The data below needs to be returned exactly, line for line.

* [Data entries]:
##########
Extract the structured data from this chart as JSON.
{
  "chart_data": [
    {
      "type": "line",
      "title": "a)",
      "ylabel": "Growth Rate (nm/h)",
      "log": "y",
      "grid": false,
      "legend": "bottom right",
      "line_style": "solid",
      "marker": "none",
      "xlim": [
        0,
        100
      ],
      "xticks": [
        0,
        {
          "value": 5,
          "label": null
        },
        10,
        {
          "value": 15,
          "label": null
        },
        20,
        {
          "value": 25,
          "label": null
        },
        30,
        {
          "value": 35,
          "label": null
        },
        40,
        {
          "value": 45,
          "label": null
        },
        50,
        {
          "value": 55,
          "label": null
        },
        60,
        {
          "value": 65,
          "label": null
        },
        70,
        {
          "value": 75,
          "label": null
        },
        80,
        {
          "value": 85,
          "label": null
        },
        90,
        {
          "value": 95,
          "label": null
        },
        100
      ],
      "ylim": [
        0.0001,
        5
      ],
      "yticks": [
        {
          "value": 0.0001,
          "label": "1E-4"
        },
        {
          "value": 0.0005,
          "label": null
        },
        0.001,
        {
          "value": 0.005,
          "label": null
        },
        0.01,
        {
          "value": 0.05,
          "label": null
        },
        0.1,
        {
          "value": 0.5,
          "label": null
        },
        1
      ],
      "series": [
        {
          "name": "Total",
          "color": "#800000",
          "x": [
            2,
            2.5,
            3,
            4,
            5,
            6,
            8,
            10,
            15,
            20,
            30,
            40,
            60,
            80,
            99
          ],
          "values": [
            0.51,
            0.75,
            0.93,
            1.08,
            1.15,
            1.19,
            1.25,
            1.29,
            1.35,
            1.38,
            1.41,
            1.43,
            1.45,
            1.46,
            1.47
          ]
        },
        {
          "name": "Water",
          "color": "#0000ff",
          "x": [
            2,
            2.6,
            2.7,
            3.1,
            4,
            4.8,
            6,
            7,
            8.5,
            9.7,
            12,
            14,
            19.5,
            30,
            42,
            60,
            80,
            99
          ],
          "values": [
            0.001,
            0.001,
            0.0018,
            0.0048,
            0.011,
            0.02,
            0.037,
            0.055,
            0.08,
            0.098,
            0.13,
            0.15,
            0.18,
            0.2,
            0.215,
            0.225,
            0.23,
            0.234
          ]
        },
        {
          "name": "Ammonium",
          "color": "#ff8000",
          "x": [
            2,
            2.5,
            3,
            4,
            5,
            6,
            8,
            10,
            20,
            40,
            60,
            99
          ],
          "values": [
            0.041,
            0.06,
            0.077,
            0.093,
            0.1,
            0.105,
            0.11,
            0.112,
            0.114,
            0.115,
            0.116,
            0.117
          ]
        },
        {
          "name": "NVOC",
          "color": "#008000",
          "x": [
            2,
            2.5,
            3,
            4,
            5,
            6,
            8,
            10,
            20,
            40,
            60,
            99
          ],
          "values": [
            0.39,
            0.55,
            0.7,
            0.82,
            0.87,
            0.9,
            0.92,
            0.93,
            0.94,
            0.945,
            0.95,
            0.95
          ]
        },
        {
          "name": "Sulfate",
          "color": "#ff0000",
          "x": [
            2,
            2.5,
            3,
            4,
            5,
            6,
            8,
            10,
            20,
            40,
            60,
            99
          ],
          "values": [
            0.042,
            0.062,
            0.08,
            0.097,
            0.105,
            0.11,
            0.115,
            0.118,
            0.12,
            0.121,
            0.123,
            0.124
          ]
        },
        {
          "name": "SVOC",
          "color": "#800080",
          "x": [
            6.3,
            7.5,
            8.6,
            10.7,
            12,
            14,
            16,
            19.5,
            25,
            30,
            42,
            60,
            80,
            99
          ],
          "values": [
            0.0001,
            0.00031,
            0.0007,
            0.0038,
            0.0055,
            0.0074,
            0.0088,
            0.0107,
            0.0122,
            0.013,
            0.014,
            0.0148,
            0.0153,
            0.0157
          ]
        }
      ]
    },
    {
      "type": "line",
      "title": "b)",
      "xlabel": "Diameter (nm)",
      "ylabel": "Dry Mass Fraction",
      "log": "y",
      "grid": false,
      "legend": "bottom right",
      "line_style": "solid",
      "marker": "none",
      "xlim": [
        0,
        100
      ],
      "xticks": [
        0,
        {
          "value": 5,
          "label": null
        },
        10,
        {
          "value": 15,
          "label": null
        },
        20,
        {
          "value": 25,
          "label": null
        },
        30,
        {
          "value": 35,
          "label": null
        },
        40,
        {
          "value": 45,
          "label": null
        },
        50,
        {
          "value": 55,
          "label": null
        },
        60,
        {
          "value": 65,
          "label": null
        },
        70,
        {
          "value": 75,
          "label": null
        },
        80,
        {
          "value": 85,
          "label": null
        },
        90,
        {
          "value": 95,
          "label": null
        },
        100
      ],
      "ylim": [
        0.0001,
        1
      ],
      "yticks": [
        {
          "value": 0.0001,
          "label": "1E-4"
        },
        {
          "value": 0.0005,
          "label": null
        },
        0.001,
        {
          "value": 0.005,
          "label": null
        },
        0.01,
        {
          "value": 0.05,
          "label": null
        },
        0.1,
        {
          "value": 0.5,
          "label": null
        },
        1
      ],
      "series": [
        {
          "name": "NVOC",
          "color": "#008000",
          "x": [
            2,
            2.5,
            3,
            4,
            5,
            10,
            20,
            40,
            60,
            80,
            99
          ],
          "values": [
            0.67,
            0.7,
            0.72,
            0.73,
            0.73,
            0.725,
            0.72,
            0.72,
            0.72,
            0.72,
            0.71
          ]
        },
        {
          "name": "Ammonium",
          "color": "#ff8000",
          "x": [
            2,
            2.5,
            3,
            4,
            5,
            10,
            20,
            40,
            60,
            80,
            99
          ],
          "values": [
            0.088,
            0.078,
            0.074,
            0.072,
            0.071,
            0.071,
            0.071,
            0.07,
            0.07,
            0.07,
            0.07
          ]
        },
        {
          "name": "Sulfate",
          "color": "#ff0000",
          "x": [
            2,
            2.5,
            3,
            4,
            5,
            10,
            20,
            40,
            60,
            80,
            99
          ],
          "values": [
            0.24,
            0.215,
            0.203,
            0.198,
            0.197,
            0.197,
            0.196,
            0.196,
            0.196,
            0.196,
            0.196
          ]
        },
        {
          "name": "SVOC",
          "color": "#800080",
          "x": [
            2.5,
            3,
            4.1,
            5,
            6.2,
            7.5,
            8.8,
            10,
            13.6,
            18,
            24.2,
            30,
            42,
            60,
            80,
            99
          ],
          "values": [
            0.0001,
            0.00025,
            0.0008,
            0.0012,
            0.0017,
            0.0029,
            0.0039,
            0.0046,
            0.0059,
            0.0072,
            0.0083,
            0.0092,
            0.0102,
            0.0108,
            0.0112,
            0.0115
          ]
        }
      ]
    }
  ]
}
##########
* [Task result]:
Extract the structured data from this chart as JSON.
{
  "chart_data": [
    {
      "type": "line",
      "title": "a)",
      "ylabel": "Growth Rate (nm/h)",
      "log": "y",
      "grid": false,
      "legend": "bottom right",
      "line_style": "solid",
      "marker": "none",
      "xlim": [
        0,
        100
      ],
      "xticks": [
        0,
        {
          "value": 5,
          "label": null
        },
        10,
        {
          "value": 15,
          "label": null
        },
        20,
        {
          "value": 25,
          "label": null
        },
        30,
        {
          "value": 35,
          "label": null
        },
        40,
        {
          "value": 45,
          "label": null
        },
        50,
        {
          "value": 55,
          "label": null
        },
        60,
        {
          "value": 65,
          "label": null
        },
        70,
        {
          "value": 75,
          "label": null
        },
        80,
        {
          "value": 85,
          "label": null
        },
        90,
        {
          "value": 95,
          "label": null
        },
        100
      ],
      "ylim": [
        0.0001,
        5
      ],
      "yticks": [
        {
          "value": 0.0001,
          "label": "1E-4"
        },
        {
          "value": 0.0005,
          "label": null
        },
        0.001,
        {
          "value": 0.005,
          "label": null
        },
        0.01,
        {
          "value": 0.05,
          "label": null
        },
        0.1,
        {
          "value": 0.5,
          "label": null
        },
        1
      ],
      "series": [
        {
          "name": "Total",
          "color": "#800000",
          "x": [
            2,
            2.5,
            3,
            4,
            5,
            6,
            8,
            10,
            15,
            20,
            30,
            40,
            60,
            80,
            99
          ],
          "values": [
            0.51,
            0.75,
            0.93,
            1.08,
            1.15,
            1.19,
            1.25,
            1.29,
            1.35,
            1.38,
            1.41,
            1.43,
            1.45,
            1.46,
            1.47
          ]
        },
        {
          "name": "Water",
          "color": "#0000ff",
          "x": [
            2,
            2.6,
            2.7,
            3.1,
            4,
            4.8,
            6,
            7,
            8.5,
            9.7,
            12,
            14,
            19.5,
            30,
            42,
            60,
            80,
            99
          ],
          "values": [
            0.001,
            0.001,
            0.0018,
            0.0048,
            0.011,
            0.02,
            0.037,
            0.055,
            0.08,
            0.098,
            0.13,
            0.15,
            0.18,
            0.2,
            0.215,
            0.225,
            0.23,
            0.234
          ]
        },
        {
          "name": "Ammonium",
          "color": "#ff8000",
          "x": [
            2,
            2.5,
            3,
            4,
            5,
            6,
            8,
            10,
            20,
            40,
            60,
            99
          ],
          "values": [
            0.041,
            0.06,
            0.077,
            0.093,
            0.1,
            0.105,
            0.11,
            0.112,
            0.114,
            0.115,
            0.116,
            0.117
          ]
        },
        {
          "name": "NVOC",
          "color": "#008000",
          "x": [
            2,
            2.5,
            3,
            4,
            5,
            6,
            8,
            10,
            20,
            40,
            60,
            99
          ],
          "values": [
            0.39,
            0.55,
            0.7,
            0.82,
            0.87,
            0.9,
            0.92,
            0.93,
            0.94,
            0.945,
            0.95,
            0.95
          ]
        },
        {
          "name": "Sulfate",
          "color": "#ff0000",
          "x": [
            2,
            2.5,
            3,
            4,
            5,
            6,
            8,
            10,
            20,
            40,
            60,
            99
          ],
          "values": [
            0.042,
            0.062,
            0.08,
            0.097,
            0.105,
            0.11,
            0.115,
            0.118,
            0.12,
            0.121,
            0.123,
            0.124
          ]
        },
        {
          "name": "SVOC",
          "color": "#800080",
          "x": [
            6.3,
            7.5,
            8.6,
            10.7,
            12,
            14,
            16,
            19.5,
            25,
            30,
            42,
            60,
            80,
            99
          ],
          "values": [
            0.0001,
            0.00031,
            0.0007,
            0.0038,
            0.0055,
            0.0074,
            0.0088,
            0.0107,
            0.0122,
            0.013,
            0.014,
            0.0148,
            0.0153,
            0.0157
          ]
        }
      ]
    },
    {
      "type": "line",
      "title": "b)",
      "xlabel": "Diameter (nm)",
      "ylabel": "Dry Mass Fraction",
      "log": "y",
      "grid": false,
      "legend": "bottom right",
      "line_style": "solid",
      "marker": "none",
      "xlim": [
        0,
        100
      ],
      "xticks": [
        0,
        {
          "value": 5,
          "label": null
        },
        10,
        {
          "value": 15,
          "label": null
        },
        20,
        {
          "value": 25,
          "label": null
        },
        30,
        {
          "value": 35,
          "label": null
        },
        40,
        {
          "value": 45,
          "label": null
        },
        50,
        {
          "value": 55,
          "label": null
        },
        60,
        {
          "value": 65,
          "label": null
        },
        70,
        {
          "value": 75,
          "label": null
        },
        80,
        {
          "value": 85,
          "label": null
        },
        90,
        {
          "value": 95,
          "label": null
        },
        100
      ],
      "ylim": [
        0.0001,
        1
      ],
      "yticks": [
        {
          "value": 0.0001,
          "label": "1E-4"
        },
        {
          "value": 0.0005,
          "label": null
        },
        0.001,
        {
          "value": 0.005,
          "label": null
        },
        0.01,
        {
          "value": 0.05,
          "label": null
        },
        0.1,
        {
          "value": 0.5,
          "label": null
        },
        1
      ],
      "series": [
        {
          "name": "NVOC",
          "color": "#008000",
          "x": [
            2,
            2.5,
            3,
            4,
            5,
            10,
            20,
            40,
            60,
            80,
            99
          ],
          "values": [
            0.67,
            0.7,
            0.72,
            0.73,
            0.73,
            0.725,
            0.72,
            0.72,
            0.72,
            0.72,
            0.71
          ]
        },
        {
          "name": "Ammonium",
          "color": "#ff8000",
          "x": [
            2,
            2.5,
            3,
            4,
            5,
            10,
            20,
            40,
            60,
            80,
            99
          ],
          "values": [
            0.088,
            0.078,
            0.074,
            0.072,
            0.071,
            0.071,
            0.071,
            0.07,
            0.07,
            0.07,
            0.07
          ]
        },
        {
          "name": "Sulfate",
          "color": "#ff0000",
          "x": [
            2,
            2.5,
            3,
            4,
            5,
            10,
            20,
            40,
            60,
            80,
            99
          ],
          "values": [
            0.24,
            0.215,
            0.203,
            0.198,
            0.197,
            0.197,
            0.196,
            0.196,
            0.196,
            0.196,
            0.196
          ]
        },
        {
          "name": "SVOC",
          "color": "#800080",
          "x": [
            2.5,
            3,
            4.1,
            5,
            6.2,
            7.5,
            8.8,
            10,
            13.6,
            18,
            24.2,
            30,
            42,
            60,
            80,
            99
          ],
          "values": [
            0.0001,
            0.00025,
            0.0008,
            0.0012,
            0.0017,
            0.0029,
            0.0039,
            0.0046,
            0.0059,
            0.0072,
            0.0083,
            0.0092,
            0.0102,
            0.0108,
            0.0112,
            0.0115
          ]
        }
      ]
    }
  ]
}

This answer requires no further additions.